§ **Short problem**: Your task is to reproduce the material exactly.

-- Start Dataset --

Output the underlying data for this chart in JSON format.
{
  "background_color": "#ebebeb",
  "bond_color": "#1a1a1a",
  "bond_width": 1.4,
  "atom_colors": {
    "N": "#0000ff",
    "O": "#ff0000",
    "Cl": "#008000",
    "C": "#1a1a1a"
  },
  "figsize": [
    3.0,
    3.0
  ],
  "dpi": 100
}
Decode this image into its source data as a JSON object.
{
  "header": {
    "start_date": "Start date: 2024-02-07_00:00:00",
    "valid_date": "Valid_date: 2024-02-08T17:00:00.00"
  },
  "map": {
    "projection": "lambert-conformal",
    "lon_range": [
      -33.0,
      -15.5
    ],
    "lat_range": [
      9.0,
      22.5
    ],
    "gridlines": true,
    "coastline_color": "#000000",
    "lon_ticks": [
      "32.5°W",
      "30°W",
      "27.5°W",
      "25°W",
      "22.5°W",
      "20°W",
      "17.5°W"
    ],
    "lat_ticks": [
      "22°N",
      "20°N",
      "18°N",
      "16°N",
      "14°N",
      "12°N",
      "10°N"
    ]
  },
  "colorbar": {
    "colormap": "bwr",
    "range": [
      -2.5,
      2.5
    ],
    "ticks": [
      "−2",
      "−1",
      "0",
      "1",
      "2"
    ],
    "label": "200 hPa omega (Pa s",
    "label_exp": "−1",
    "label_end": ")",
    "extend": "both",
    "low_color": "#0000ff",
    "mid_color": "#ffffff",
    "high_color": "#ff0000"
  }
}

-- End Dataset --

§ **Solution**:
Output the underlying data for this chart in JSON format.
{
  "background_color": "#ebebeb",
  "bond_color": "#1a1a1a",
  "bond_width": 1.4,
  "atom_colors": {
    "N": "#0000ff",
    "O": "#ff0000",
    "Cl": "#008000",
    "C": "#1a1a1a"
  },
  "figsize": [
    3.0,
    3.0
  ],
  "dpi": 100
}
Decode this image into its source data as a JSON object.
{
  "header": {
    "start_date": "Start date: 2024-02-07_00:00:00",
    "valid_date": "Valid_date: 2024-02-08T17:00:00.00"
  },
  "map": {
    "projection": "lambert-conformal",
    "lon_range": [
      -33.0,
      -15.5
    ],
    "lat_range": [
      9.0,
      22.5
    ],
    "gridlines": true,
    "coastline_color": "#000000",
    "lon_ticks": [
      "32.5°W",
      "30°W",
      "27.5°W",
      "25°W",
      "22.5°W",
      "20°W",
      "17.5°W"
    ],
    "lat_ticks": [
      "22°N",
      "20°N",
      "18°N",
      "16°N",
      "14°N",
      "12°N",
      "10°N"
    ]
  },
  "colorbar": {
    "colormap": "bwr",
    "range": [
      -2.5,
      2.5
    ],
    "ticks": [
      "−2",
      "−1",
      "0",
      "1",
      "2"
    ],
    "label": "200 hPa omega (Pa s",
    "label_exp": "−1",
    "label_end": ")",
    "extend": "both",
    "low_color": "#0000ff",
    "mid_color": "#ffffff",
    "high_color": "#ff0000"
  }
}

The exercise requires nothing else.